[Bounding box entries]
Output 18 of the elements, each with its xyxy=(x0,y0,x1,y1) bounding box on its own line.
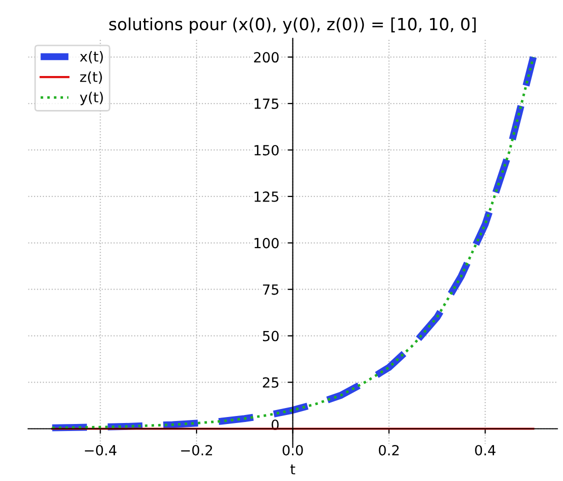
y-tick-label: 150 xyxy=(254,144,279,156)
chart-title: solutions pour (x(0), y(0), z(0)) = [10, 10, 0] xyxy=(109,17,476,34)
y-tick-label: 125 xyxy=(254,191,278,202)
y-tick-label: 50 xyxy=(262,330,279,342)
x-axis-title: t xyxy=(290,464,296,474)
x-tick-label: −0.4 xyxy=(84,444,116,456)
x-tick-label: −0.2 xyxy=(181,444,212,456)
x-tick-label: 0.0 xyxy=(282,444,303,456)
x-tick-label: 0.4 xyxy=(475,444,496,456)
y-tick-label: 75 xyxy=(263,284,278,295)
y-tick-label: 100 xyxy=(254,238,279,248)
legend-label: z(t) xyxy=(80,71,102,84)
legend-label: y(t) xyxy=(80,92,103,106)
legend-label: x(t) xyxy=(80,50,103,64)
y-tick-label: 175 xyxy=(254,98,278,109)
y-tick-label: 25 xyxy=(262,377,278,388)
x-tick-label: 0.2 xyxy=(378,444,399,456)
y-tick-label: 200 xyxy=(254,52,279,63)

▶ _Exercise prompt_
Reproduce every line of the entries above verbatim, leaving out the pictures.

▶ _Solution_
Output 18 of the elements, each with its xyxy=(x0,y0,x1,y1) bounding box on its own line.
y-tick-label: 150 xyxy=(254,144,279,156)
chart-title: solutions pour (x(0), y(0), z(0)) = [10, 10, 0] xyxy=(109,17,476,34)
y-tick-label: 125 xyxy=(254,191,278,202)
y-tick-label: 50 xyxy=(262,330,279,342)
x-axis-title: t xyxy=(290,464,296,474)
x-tick-label: −0.4 xyxy=(84,444,116,456)
x-tick-label: −0.2 xyxy=(181,444,212,456)
x-tick-label: 0.0 xyxy=(282,444,303,456)
x-tick-label: 0.4 xyxy=(475,444,496,456)
y-tick-label: 75 xyxy=(263,284,278,295)
y-tick-label: 100 xyxy=(254,238,279,248)
legend-label: z(t) xyxy=(80,71,102,84)
legend-label: y(t) xyxy=(80,92,103,106)
legend-label: x(t) xyxy=(80,50,103,64)
y-tick-label: 175 xyxy=(254,98,278,109)
y-tick-label: 25 xyxy=(262,377,278,388)
x-tick-label: 0.2 xyxy=(378,444,399,456)
y-tick-label: 200 xyxy=(254,52,279,63)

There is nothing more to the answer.